→ STATED GOAL
With the pictures left out, reproduce exactly the lines running from the line with "Parse this screenshot: output" to the last line of the material below.

BEGIN EXTRACTED ENTRIES

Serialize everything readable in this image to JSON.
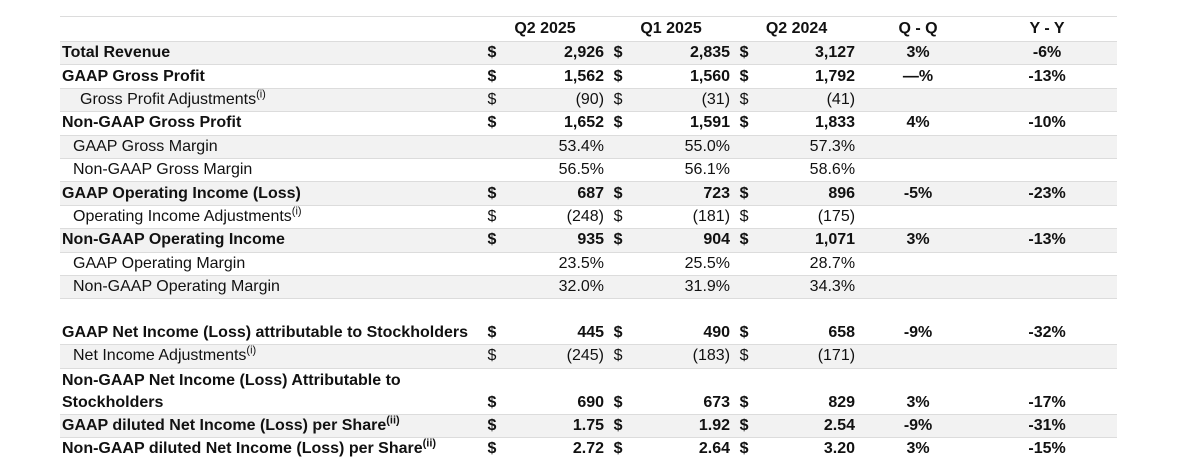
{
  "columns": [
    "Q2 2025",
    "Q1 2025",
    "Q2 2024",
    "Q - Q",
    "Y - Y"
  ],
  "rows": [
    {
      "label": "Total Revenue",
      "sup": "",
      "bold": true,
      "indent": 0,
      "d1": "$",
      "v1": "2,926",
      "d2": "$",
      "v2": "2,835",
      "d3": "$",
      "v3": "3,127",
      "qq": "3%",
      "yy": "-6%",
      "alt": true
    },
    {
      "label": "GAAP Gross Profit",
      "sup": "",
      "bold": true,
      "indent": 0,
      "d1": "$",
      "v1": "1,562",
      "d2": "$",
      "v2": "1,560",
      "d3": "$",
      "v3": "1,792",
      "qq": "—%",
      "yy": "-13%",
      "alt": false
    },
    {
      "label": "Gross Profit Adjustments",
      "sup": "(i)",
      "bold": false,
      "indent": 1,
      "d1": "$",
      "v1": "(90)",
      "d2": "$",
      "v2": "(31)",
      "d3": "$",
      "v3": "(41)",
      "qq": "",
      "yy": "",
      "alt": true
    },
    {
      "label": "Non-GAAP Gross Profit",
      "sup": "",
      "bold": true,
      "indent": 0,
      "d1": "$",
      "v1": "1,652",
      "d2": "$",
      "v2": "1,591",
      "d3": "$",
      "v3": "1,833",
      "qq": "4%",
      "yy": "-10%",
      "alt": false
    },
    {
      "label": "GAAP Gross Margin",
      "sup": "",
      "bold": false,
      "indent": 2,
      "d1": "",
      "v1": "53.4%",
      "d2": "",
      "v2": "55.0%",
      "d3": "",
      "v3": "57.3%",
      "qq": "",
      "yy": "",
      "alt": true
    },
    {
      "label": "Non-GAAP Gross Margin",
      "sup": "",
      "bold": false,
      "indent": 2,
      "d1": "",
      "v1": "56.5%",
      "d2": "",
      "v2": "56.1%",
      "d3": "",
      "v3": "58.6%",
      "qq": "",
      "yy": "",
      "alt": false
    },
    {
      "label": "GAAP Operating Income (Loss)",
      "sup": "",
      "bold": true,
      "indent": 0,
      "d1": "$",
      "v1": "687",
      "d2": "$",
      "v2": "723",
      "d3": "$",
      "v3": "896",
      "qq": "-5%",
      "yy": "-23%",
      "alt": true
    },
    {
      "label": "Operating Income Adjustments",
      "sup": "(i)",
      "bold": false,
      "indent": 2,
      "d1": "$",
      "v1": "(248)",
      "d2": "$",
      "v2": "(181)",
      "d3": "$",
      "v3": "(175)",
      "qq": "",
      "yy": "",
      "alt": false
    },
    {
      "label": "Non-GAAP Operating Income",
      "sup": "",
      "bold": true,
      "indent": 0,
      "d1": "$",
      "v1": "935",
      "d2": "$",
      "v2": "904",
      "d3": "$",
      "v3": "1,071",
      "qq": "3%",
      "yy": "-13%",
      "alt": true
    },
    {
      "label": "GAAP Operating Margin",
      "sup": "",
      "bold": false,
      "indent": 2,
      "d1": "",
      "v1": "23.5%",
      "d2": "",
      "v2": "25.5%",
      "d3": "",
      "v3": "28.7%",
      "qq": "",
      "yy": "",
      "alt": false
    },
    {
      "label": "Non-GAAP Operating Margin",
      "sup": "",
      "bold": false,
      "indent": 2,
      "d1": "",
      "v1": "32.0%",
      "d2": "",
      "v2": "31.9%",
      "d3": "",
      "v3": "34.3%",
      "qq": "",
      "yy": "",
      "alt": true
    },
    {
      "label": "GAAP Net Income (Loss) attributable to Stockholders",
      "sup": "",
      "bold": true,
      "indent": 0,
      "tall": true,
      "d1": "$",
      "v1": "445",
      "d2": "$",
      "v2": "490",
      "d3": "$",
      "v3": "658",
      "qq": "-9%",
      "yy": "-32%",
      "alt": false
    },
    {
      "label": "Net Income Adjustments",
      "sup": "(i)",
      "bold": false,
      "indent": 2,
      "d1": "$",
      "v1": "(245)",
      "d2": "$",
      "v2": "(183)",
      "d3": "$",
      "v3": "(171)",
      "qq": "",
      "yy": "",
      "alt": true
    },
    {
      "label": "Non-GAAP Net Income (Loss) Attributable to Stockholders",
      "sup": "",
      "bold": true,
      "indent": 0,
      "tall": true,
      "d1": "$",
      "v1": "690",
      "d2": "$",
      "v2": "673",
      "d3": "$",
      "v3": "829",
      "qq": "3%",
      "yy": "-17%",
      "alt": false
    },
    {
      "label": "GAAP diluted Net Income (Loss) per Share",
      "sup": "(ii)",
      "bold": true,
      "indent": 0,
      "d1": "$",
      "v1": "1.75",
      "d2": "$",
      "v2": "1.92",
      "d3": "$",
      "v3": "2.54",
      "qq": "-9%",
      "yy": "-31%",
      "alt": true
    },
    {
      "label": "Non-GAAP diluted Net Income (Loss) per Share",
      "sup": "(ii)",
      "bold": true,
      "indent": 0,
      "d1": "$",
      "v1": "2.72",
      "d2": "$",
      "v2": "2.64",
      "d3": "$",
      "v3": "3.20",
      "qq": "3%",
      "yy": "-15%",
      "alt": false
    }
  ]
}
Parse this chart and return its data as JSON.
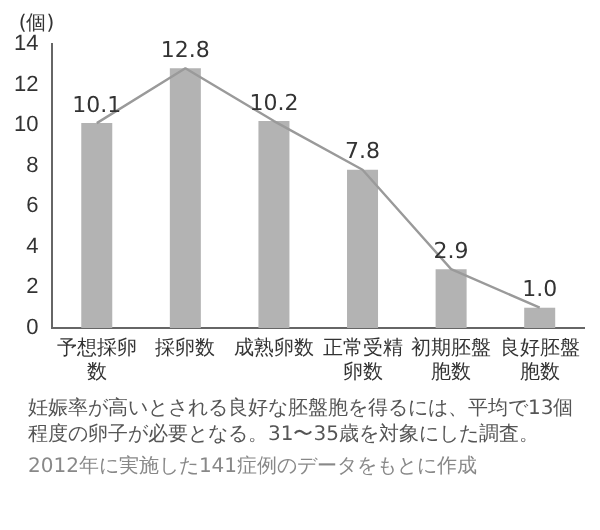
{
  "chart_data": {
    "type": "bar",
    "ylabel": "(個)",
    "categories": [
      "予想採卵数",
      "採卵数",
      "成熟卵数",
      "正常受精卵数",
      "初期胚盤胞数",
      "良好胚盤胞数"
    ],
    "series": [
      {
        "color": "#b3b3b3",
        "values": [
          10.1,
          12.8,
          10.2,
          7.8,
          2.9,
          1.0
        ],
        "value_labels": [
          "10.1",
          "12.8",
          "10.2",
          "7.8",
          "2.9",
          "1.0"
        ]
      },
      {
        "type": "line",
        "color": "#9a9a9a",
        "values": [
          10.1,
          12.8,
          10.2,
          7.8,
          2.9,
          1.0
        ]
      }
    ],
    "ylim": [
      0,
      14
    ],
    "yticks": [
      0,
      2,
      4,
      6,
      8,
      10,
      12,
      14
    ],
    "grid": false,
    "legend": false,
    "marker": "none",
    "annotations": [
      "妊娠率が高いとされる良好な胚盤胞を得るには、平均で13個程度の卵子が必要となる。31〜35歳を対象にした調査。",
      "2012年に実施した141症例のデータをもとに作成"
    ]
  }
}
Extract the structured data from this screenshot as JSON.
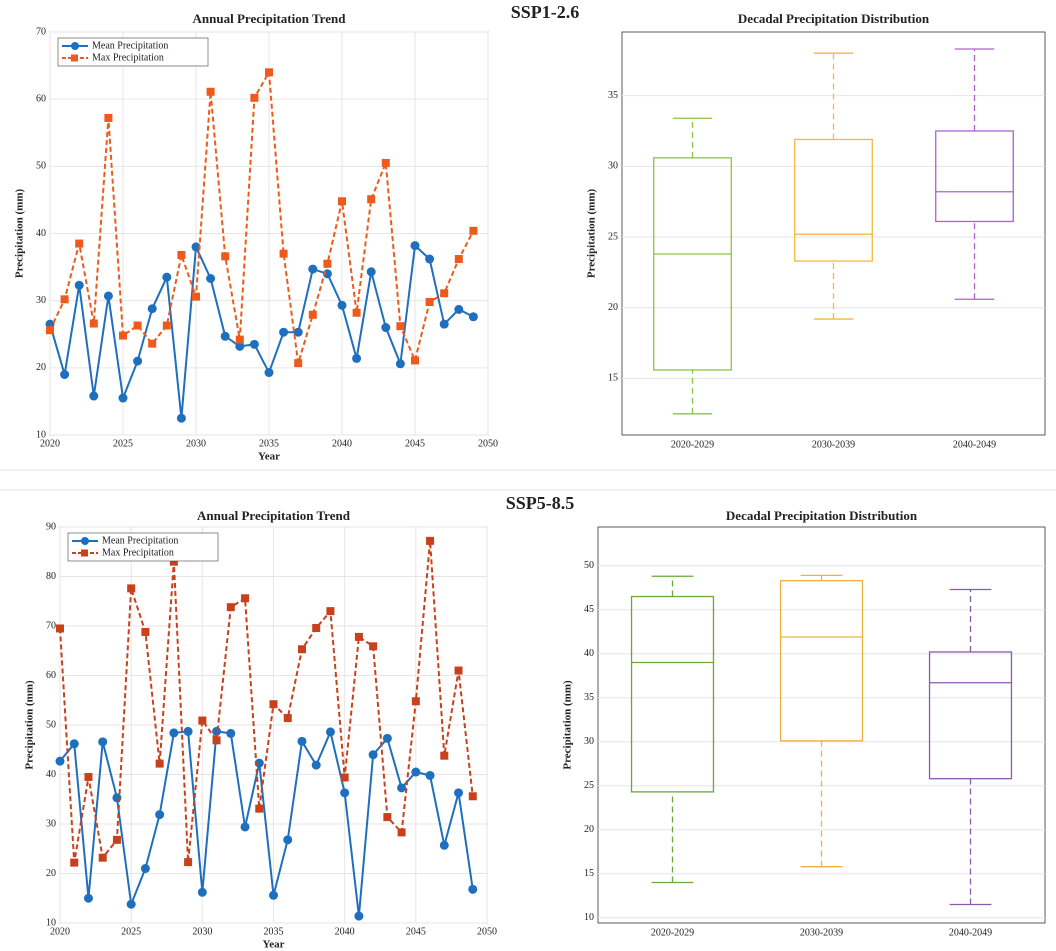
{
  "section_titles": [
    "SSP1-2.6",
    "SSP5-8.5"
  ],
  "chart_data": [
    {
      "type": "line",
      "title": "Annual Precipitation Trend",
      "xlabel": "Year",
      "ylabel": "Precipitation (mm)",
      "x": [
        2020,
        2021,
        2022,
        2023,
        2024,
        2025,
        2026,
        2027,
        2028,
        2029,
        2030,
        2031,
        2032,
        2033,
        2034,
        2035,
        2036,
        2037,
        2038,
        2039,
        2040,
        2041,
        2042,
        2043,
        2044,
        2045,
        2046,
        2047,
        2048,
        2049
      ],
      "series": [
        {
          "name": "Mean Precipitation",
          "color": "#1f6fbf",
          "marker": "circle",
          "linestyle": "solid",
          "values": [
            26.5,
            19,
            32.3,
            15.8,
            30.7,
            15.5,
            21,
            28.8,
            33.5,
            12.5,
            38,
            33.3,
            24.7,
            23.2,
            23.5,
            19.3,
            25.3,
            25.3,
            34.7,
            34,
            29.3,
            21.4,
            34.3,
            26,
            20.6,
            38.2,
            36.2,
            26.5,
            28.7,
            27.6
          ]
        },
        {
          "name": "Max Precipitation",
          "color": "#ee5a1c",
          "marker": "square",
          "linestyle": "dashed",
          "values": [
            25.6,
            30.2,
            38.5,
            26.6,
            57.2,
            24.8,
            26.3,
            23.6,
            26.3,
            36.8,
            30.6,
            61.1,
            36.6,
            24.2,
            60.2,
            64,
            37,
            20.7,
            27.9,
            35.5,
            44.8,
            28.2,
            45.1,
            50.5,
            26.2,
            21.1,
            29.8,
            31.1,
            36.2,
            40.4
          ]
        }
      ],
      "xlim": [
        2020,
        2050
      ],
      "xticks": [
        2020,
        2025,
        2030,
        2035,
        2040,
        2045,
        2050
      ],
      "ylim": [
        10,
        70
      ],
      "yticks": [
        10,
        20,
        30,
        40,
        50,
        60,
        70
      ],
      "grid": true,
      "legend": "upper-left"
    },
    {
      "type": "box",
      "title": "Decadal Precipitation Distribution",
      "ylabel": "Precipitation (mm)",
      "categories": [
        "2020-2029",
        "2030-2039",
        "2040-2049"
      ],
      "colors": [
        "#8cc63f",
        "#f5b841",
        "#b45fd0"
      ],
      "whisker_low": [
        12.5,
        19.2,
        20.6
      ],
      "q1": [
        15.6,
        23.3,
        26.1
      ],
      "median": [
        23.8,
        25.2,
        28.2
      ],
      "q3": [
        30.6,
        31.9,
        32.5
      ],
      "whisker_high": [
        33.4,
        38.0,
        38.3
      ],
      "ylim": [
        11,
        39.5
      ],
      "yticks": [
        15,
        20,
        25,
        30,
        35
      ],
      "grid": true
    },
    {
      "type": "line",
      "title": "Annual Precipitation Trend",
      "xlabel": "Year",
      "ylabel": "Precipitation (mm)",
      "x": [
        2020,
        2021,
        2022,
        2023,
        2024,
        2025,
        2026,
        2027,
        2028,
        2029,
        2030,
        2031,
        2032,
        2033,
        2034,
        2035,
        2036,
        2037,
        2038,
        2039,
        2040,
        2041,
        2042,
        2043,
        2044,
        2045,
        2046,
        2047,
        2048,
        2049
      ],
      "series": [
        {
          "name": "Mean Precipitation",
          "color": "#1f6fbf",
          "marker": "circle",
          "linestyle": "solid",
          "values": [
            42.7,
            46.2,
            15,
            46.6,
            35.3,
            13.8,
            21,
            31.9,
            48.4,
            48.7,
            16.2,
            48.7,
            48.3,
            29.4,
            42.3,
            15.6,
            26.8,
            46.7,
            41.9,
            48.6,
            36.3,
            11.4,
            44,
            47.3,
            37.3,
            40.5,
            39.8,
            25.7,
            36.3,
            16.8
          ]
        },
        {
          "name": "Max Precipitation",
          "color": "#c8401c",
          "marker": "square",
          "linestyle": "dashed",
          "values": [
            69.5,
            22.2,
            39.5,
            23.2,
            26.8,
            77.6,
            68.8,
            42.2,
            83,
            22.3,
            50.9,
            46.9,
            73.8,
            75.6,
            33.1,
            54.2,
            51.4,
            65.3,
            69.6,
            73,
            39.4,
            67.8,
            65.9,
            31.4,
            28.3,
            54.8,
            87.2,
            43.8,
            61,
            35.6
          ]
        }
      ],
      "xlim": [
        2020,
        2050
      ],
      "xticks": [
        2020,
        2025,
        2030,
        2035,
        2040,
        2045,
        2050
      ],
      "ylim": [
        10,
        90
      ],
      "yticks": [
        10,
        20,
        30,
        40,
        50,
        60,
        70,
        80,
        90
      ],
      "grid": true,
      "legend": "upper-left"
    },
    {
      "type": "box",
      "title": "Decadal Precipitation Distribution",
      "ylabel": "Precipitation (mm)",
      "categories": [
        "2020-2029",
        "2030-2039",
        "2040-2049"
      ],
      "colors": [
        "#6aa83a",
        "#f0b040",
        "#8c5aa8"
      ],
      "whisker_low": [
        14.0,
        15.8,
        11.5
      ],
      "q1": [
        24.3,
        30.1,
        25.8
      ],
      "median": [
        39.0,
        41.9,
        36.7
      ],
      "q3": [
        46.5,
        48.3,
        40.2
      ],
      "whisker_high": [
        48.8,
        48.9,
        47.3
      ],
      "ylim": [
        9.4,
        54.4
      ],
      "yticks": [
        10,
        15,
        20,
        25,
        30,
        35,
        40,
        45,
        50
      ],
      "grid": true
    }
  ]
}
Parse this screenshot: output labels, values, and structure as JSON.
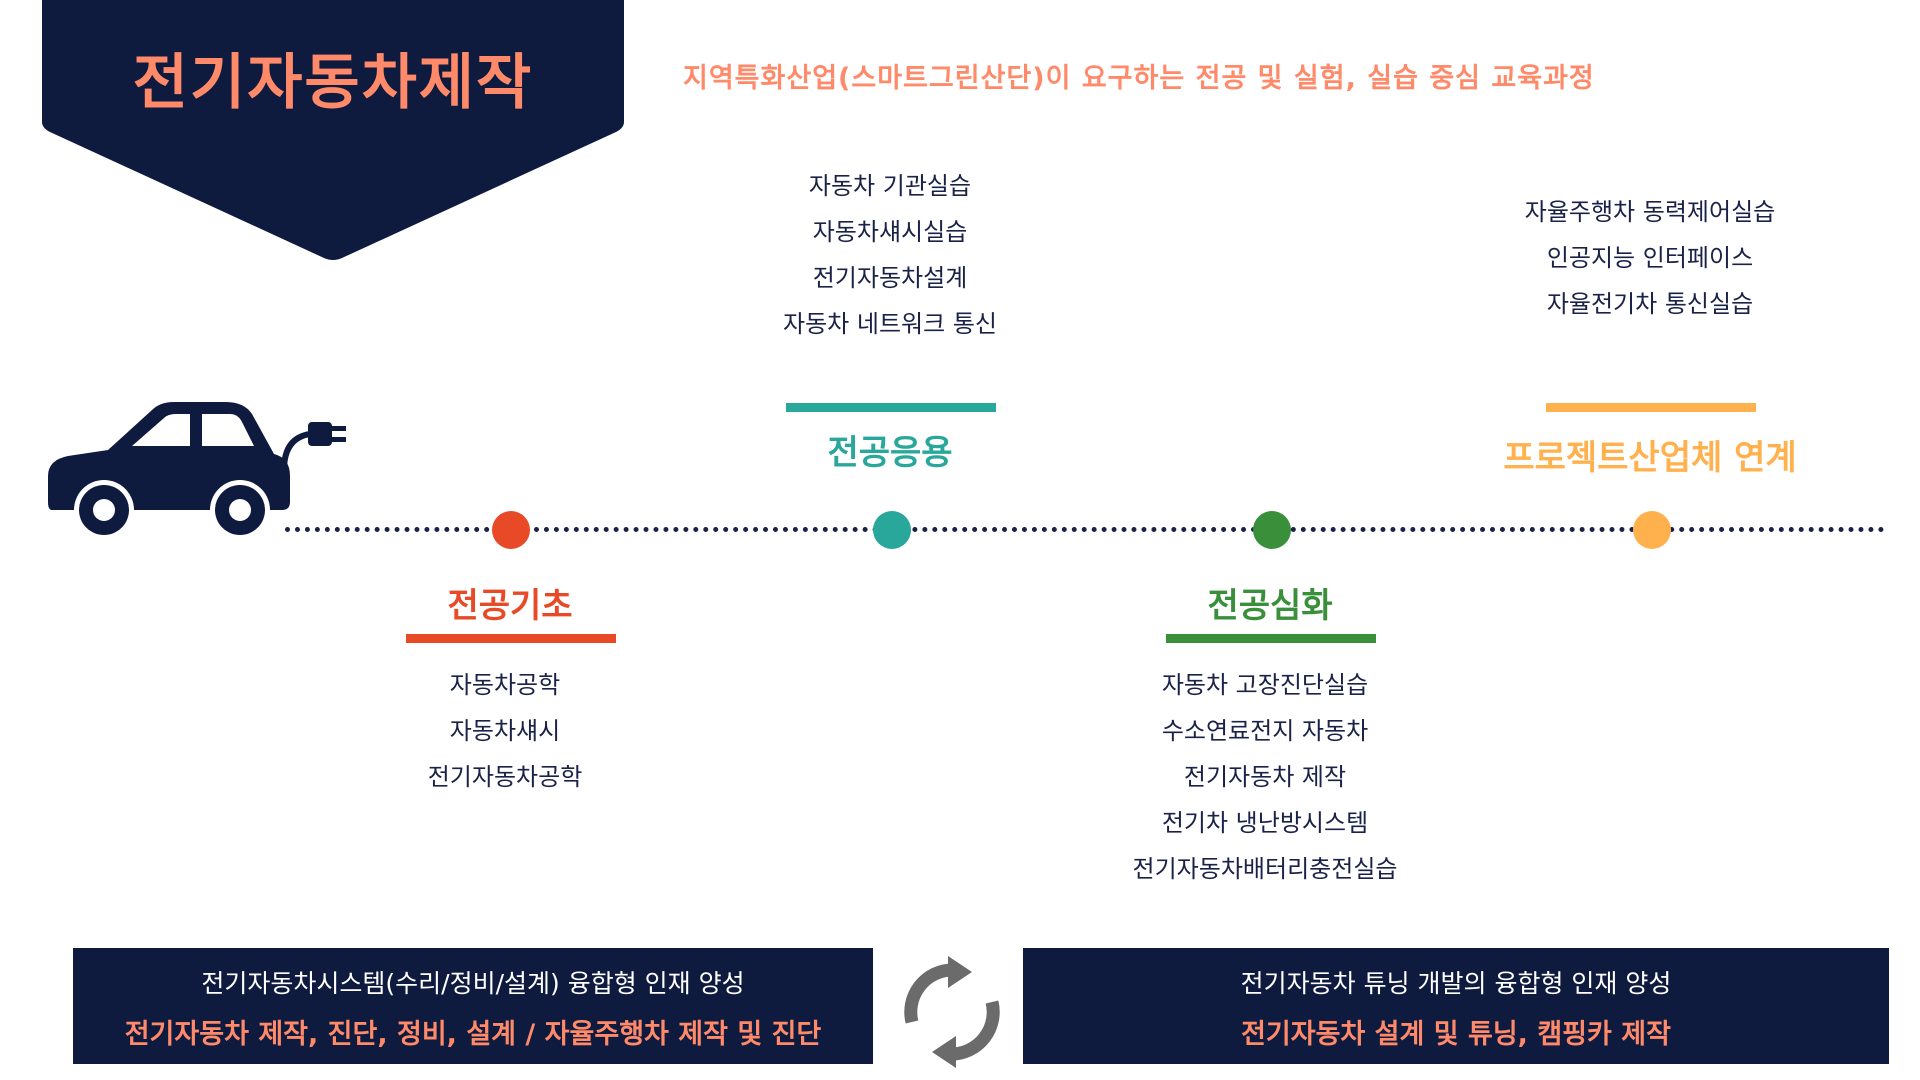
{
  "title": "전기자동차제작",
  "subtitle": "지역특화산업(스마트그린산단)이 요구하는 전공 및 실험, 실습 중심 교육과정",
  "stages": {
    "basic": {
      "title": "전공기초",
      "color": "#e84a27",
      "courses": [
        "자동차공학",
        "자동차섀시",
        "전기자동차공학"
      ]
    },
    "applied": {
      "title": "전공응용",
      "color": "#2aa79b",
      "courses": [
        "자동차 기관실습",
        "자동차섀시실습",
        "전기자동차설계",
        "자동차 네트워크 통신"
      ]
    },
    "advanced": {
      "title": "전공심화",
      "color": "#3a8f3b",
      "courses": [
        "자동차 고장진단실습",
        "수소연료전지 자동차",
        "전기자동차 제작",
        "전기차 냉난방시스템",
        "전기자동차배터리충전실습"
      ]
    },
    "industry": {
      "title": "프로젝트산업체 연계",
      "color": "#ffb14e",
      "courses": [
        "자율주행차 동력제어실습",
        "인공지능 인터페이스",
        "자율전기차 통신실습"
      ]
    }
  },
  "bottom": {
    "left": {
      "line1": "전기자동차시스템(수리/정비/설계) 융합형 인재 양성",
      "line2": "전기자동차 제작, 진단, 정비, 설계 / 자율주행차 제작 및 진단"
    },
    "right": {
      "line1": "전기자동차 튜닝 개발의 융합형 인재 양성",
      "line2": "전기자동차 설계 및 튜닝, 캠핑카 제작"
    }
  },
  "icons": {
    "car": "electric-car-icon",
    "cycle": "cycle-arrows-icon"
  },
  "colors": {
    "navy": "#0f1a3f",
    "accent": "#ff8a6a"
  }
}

END EXTRACTED ENTRIES

→ RESULT FOR THIS EXERCISE
Parse this screenshot: output labels, values, and structure as JSON.
{
  "title": "전기자동차제작",
  "subtitle": "지역특화산업(스마트그린산단)이 요구하는 전공 및 실험, 실습 중심 교육과정",
  "stages": {
    "basic": {
      "title": "전공기초",
      "color": "#e84a27",
      "courses": [
        "자동차공학",
        "자동차섀시",
        "전기자동차공학"
      ]
    },
    "applied": {
      "title": "전공응용",
      "color": "#2aa79b",
      "courses": [
        "자동차 기관실습",
        "자동차섀시실습",
        "전기자동차설계",
        "자동차 네트워크 통신"
      ]
    },
    "advanced": {
      "title": "전공심화",
      "color": "#3a8f3b",
      "courses": [
        "자동차 고장진단실습",
        "수소연료전지 자동차",
        "전기자동차 제작",
        "전기차 냉난방시스템",
        "전기자동차배터리충전실습"
      ]
    },
    "industry": {
      "title": "프로젝트산업체 연계",
      "color": "#ffb14e",
      "courses": [
        "자율주행차 동력제어실습",
        "인공지능 인터페이스",
        "자율전기차 통신실습"
      ]
    }
  },
  "bottom": {
    "left": {
      "line1": "전기자동차시스템(수리/정비/설계) 융합형 인재 양성",
      "line2": "전기자동차 제작, 진단, 정비, 설계 / 자율주행차 제작 및 진단"
    },
    "right": {
      "line1": "전기자동차 튜닝 개발의 융합형 인재 양성",
      "line2": "전기자동차 설계 및 튜닝, 캠핑카 제작"
    }
  },
  "icons": {
    "car": "electric-car-icon",
    "cycle": "cycle-arrows-icon"
  },
  "colors": {
    "navy": "#0f1a3f",
    "accent": "#ff8a6a"
  }
}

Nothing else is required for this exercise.